Fast 50.000 Kuren im Nirwana verschwunden

Therme in Bad Griesbach

Deutschland ist das Land der Statistik: von der Zahl der hier lebenden Ziervögel bis zur Anzahl der Aquarien in Haushalten wird nahezu alles erfasst. Nicht verständlich ist es deshalb für den Bayerischen Heilbäder-Verband, dass es in der Gesundheitsberichterstattung einen wahren Zahlensalat gibt. So ist es seit Jahren nicht möglich, stichhaltige Aussagen über abgerechnete ambulante Kuren in Deutschland zu bekommen. Die zentrale Abrechnung findet in der Kurärztlichen Verwaltungsstelle der kassenärztlichen Vereinigung Westfalen-Lippe statt. Sie berichtet für das Jahr 2014 über 57.800 abgerechnete Fälle. Dagegen kommt das Bundesgesundheitsministerium in der so genannten „Statistik KG 5, Vorsorge- und Rehabilitationsmaßnahmen der gesetzlichen Krankenversicherung“ auf 106.477 abgerechnete Fälle – also fast 50.000 mehr. Um die Verwirrung noch komplett zu machen, führen die Gesetzlichen Krankenkassen für 2014 rund 139.000 Anträge und 95.000 genehmigte Fälle auf.

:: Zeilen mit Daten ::
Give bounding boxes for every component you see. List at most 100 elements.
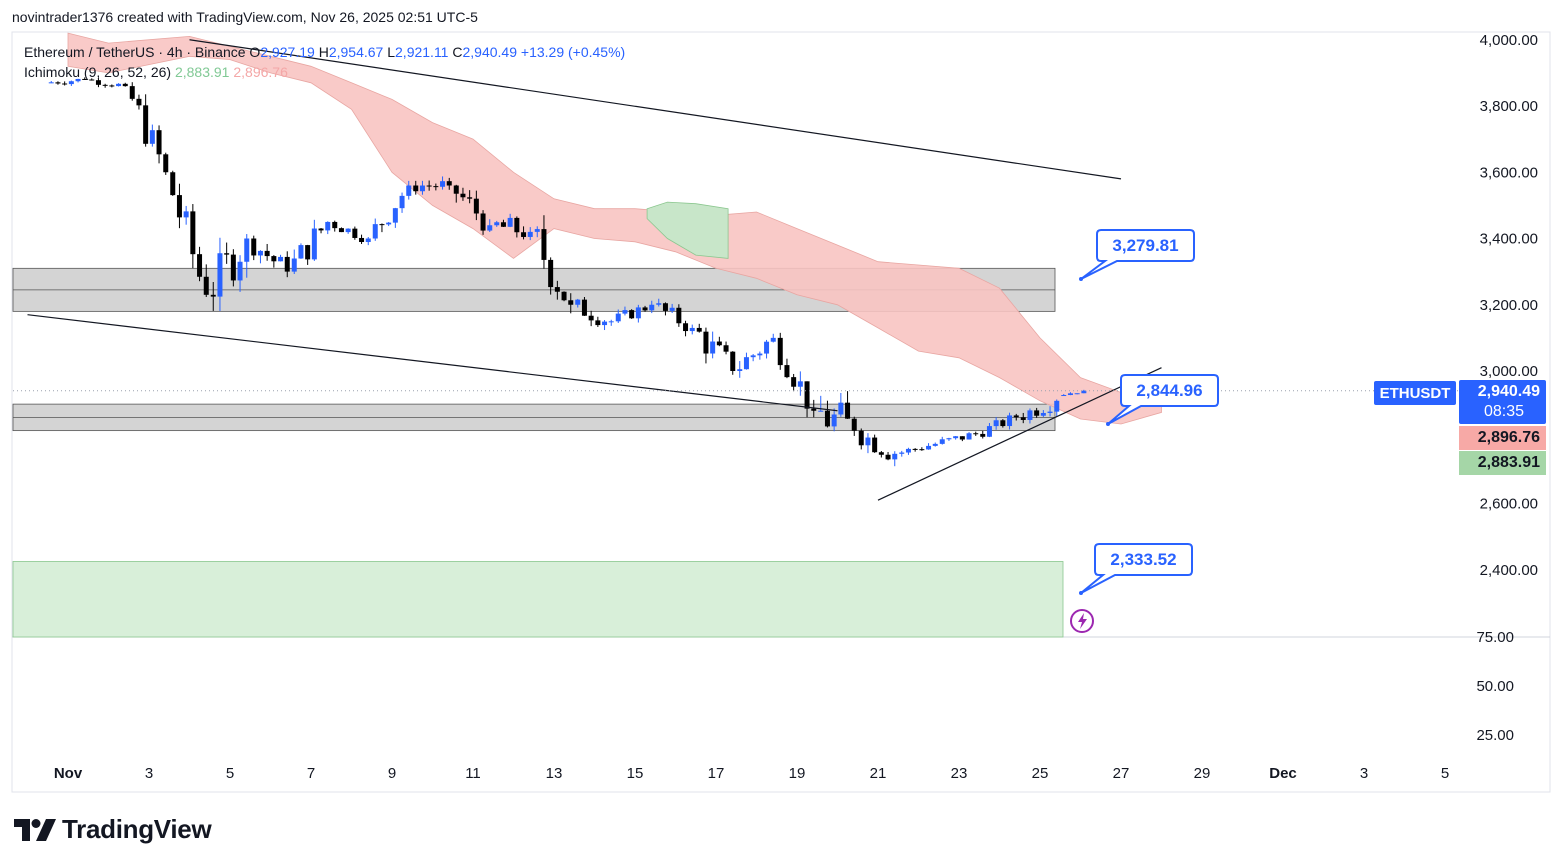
candle[interactable] <box>824 410 830 427</box>
candle[interactable] <box>494 222 500 226</box>
candle[interactable] <box>426 185 432 187</box>
candle[interactable] <box>615 313 621 322</box>
candle[interactable] <box>325 221 331 231</box>
candle[interactable] <box>406 185 412 196</box>
candle[interactable] <box>487 225 493 231</box>
candle[interactable] <box>581 299 587 316</box>
candle[interactable] <box>723 345 729 352</box>
candle[interactable] <box>136 98 142 106</box>
candle[interactable] <box>244 238 250 262</box>
brand-logo[interactable]: TradingView <box>14 814 212 845</box>
candle[interactable] <box>291 258 297 272</box>
candle[interactable] <box>966 433 972 440</box>
candle[interactable] <box>622 310 628 314</box>
candle[interactable] <box>993 420 999 427</box>
chart-legend-indicator[interactable]: Ichimoku (9, 26, 52, 26) 2,883.91 2,896.… <box>24 64 288 80</box>
candle[interactable] <box>453 185 459 194</box>
candle[interactable] <box>662 303 668 311</box>
candle[interactable] <box>203 276 209 295</box>
candle[interactable] <box>480 213 486 231</box>
candle[interactable] <box>851 418 857 431</box>
candle[interactable] <box>696 327 702 332</box>
candle[interactable] <box>338 228 344 233</box>
candle[interactable] <box>946 438 952 440</box>
candle[interactable] <box>595 320 601 326</box>
candle[interactable] <box>230 254 236 281</box>
candle[interactable] <box>305 245 311 260</box>
price-callout-1[interactable]: 3,279.81 <box>1079 229 1195 281</box>
candle[interactable] <box>399 195 405 209</box>
candle[interactable] <box>939 439 945 444</box>
candle[interactable] <box>872 437 878 453</box>
candle[interactable] <box>500 222 506 227</box>
candle[interactable] <box>818 410 824 412</box>
candle[interactable] <box>149 130 155 144</box>
candle[interactable] <box>953 436 959 439</box>
candle[interactable] <box>811 408 817 411</box>
candle[interactable] <box>55 82 61 84</box>
candle[interactable] <box>392 208 398 223</box>
candle[interactable] <box>82 78 88 80</box>
candle[interactable] <box>1020 417 1026 420</box>
trendline-2[interactable] <box>27 314 838 412</box>
candle[interactable] <box>899 452 905 454</box>
candle[interactable] <box>669 307 675 311</box>
candle[interactable] <box>959 436 965 440</box>
candle[interactable] <box>973 433 979 435</box>
candle[interactable] <box>1047 411 1053 413</box>
candle[interactable] <box>129 86 135 99</box>
candle[interactable] <box>75 78 81 82</box>
candle[interactable] <box>561 291 567 301</box>
candle[interactable] <box>1007 415 1013 427</box>
candle[interactable] <box>635 307 641 319</box>
candle[interactable] <box>473 198 479 214</box>
candle[interactable] <box>683 323 689 332</box>
candle[interactable] <box>197 254 203 277</box>
candle[interactable] <box>1054 400 1060 412</box>
candle[interactable] <box>419 185 425 192</box>
candle[interactable] <box>122 83 128 87</box>
trendline-3[interactable] <box>877 367 1162 501</box>
price-callout-3[interactable]: 2,333.52 <box>1079 543 1193 595</box>
candle[interactable] <box>750 355 756 358</box>
candle[interactable] <box>831 414 837 427</box>
candle[interactable] <box>804 381 810 409</box>
candle[interactable] <box>527 231 533 237</box>
candle[interactable] <box>217 253 223 297</box>
price-callout-2[interactable]: 2,844.96 <box>1106 374 1219 426</box>
candle[interactable] <box>163 154 169 173</box>
candle[interactable] <box>62 83 68 85</box>
candle[interactable] <box>797 381 803 387</box>
candle[interactable] <box>514 217 520 233</box>
candle[interactable] <box>629 310 635 319</box>
candle[interactable] <box>642 307 648 311</box>
candle[interactable] <box>845 402 851 419</box>
candle[interactable] <box>352 228 358 238</box>
candle[interactable] <box>885 454 891 460</box>
candle[interactable] <box>298 245 304 259</box>
candle[interactable] <box>413 185 419 192</box>
candle[interactable] <box>190 211 196 255</box>
candle[interactable] <box>440 181 446 187</box>
candle[interactable] <box>372 224 378 239</box>
candle[interactable] <box>433 186 439 188</box>
candle[interactable] <box>770 337 776 342</box>
candle[interactable] <box>109 85 115 87</box>
candle[interactable] <box>912 448 918 450</box>
candle[interactable] <box>892 453 898 460</box>
candle[interactable] <box>1034 410 1040 416</box>
candle[interactable] <box>284 256 290 272</box>
candle[interactable] <box>345 228 351 233</box>
lightning-marker-icon[interactable] <box>1070 609 1094 633</box>
candle[interactable] <box>1040 412 1046 416</box>
candle[interactable] <box>1061 395 1067 397</box>
candle[interactable] <box>116 83 122 87</box>
candle[interactable] <box>649 304 655 311</box>
candle[interactable] <box>575 299 581 305</box>
candle[interactable] <box>932 443 938 446</box>
candle[interactable] <box>554 287 560 292</box>
candle[interactable] <box>588 315 594 321</box>
candle[interactable] <box>68 81 74 85</box>
candle[interactable] <box>541 229 547 260</box>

:: Zielsetzung ::
Prüfen Sie, ob diese Aussagen mit dem Text über die Kurstatistik übereinstimmen. Antworten Sie jeweils mit Ja oder Nein und zitieren Sie die entscheidenden Worte des Textes wörtlich: 1. Die Kurärztliche Verwaltungsstelle berichtet für 2014 über 57.800 abgerechnete Fälle. 2. Die Gesetzlichen Krankenkassen führen für 2014 rund 139.000 genehmigte Fälle auf. 3. Die zentrale Abrechnung findet beim Bundesgesundheitsministerium statt. Die Zeilen sind nicht erforderlich.

:: Vollständige Antwort ::
1. Ja: „Sie berichtet für das Jahr 2014 über 57.800 abgerechnete Fälle.“
2. Nein: „rund 139.000 Anträge und 95.000 genehmigte Fälle“
3. Nein: „Die zentrale Abrechnung findet in der Kurärztlichen Verwaltungsstelle der kassenärztlichen Vereinigung Westfalen-Lippe statt.“